## [What this task involves]
Track down every line below that holds "JSON" and copy it.
**** Records for the exercise ****
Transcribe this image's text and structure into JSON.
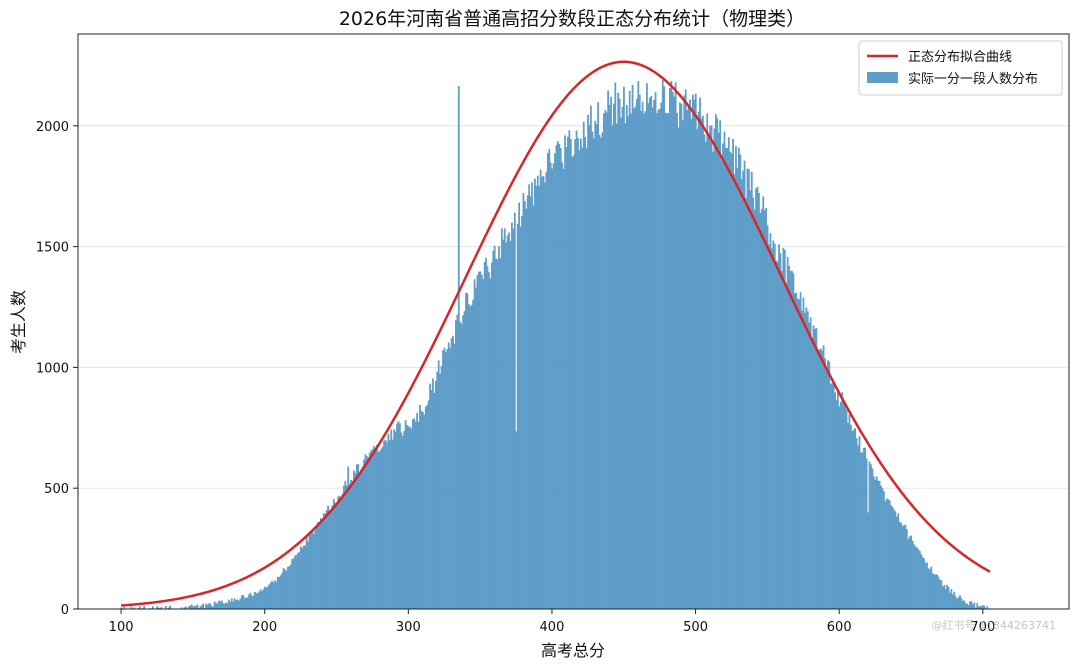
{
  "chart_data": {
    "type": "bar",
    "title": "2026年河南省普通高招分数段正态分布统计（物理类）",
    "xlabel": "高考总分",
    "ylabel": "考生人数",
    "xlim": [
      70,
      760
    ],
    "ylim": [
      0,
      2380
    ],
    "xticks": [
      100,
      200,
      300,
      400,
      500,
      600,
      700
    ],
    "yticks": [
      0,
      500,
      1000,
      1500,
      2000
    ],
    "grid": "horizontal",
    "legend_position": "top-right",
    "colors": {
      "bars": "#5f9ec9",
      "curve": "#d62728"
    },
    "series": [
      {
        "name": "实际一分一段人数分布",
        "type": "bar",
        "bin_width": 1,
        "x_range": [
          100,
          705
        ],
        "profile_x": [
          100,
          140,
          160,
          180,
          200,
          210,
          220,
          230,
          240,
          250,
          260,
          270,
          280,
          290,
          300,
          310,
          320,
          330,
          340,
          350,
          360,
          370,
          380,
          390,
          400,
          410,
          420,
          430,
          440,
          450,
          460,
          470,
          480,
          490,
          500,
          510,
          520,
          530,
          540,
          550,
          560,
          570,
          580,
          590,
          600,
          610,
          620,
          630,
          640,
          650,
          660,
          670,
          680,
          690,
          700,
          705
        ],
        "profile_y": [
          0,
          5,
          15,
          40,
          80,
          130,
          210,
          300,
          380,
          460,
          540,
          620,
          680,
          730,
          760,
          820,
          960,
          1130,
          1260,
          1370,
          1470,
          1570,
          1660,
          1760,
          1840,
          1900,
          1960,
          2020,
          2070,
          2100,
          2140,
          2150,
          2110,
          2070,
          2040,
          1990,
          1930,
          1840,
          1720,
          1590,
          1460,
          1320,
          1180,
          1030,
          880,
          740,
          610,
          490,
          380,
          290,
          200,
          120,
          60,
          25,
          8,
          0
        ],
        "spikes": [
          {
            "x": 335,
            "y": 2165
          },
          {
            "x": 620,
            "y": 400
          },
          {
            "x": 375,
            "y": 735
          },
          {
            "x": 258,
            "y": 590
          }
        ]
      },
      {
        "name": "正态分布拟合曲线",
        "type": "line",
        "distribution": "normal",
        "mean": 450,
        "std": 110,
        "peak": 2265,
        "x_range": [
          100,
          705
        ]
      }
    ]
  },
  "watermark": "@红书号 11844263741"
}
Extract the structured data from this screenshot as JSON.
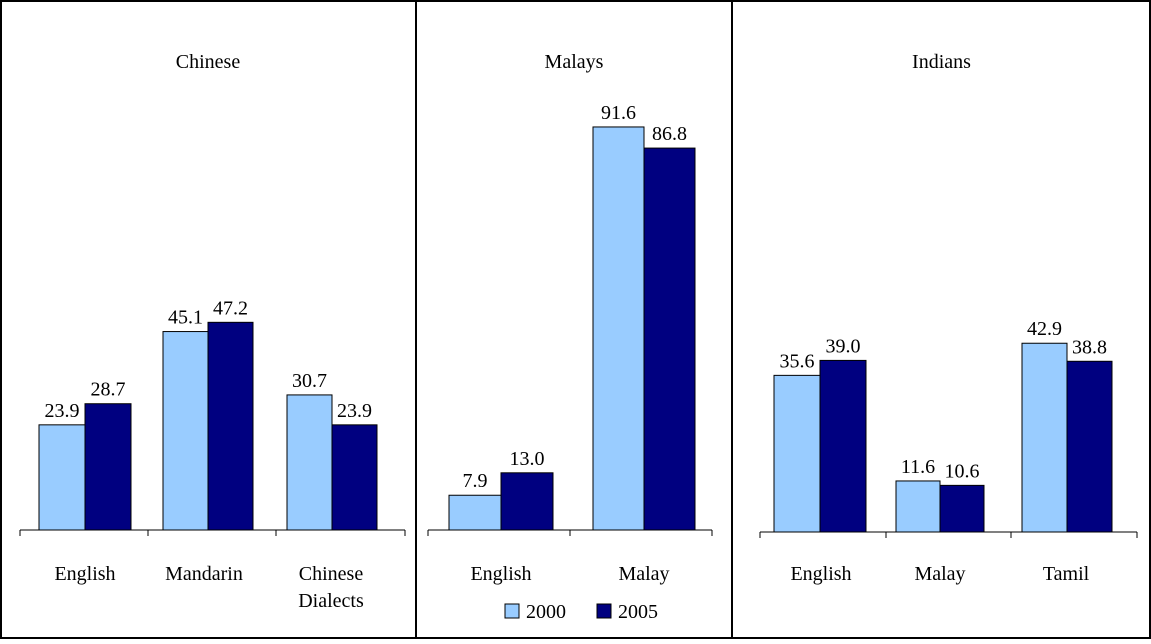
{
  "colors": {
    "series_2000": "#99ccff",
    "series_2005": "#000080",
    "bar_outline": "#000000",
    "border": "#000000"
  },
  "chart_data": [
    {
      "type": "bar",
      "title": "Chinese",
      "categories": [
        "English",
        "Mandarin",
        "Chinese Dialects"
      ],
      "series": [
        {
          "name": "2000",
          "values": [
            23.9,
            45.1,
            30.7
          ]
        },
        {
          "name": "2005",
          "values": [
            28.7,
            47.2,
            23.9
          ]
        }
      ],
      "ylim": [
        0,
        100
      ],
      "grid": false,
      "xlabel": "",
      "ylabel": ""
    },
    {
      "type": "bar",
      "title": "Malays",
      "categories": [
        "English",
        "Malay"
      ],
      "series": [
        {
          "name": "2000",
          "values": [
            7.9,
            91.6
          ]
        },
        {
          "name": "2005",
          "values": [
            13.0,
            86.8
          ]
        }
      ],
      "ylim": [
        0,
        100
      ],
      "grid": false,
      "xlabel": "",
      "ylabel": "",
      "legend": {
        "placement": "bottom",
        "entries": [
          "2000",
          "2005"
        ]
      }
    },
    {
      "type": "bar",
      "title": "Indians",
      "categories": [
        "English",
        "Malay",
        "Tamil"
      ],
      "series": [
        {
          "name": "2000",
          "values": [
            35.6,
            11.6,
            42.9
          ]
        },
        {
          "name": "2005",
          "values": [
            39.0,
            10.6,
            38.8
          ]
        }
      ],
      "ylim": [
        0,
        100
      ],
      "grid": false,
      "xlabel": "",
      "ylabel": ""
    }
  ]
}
****
## [Exercise answer]
Transcribe this image's text and structure into JSON.
Extract the structured data from this screenshot as JSON.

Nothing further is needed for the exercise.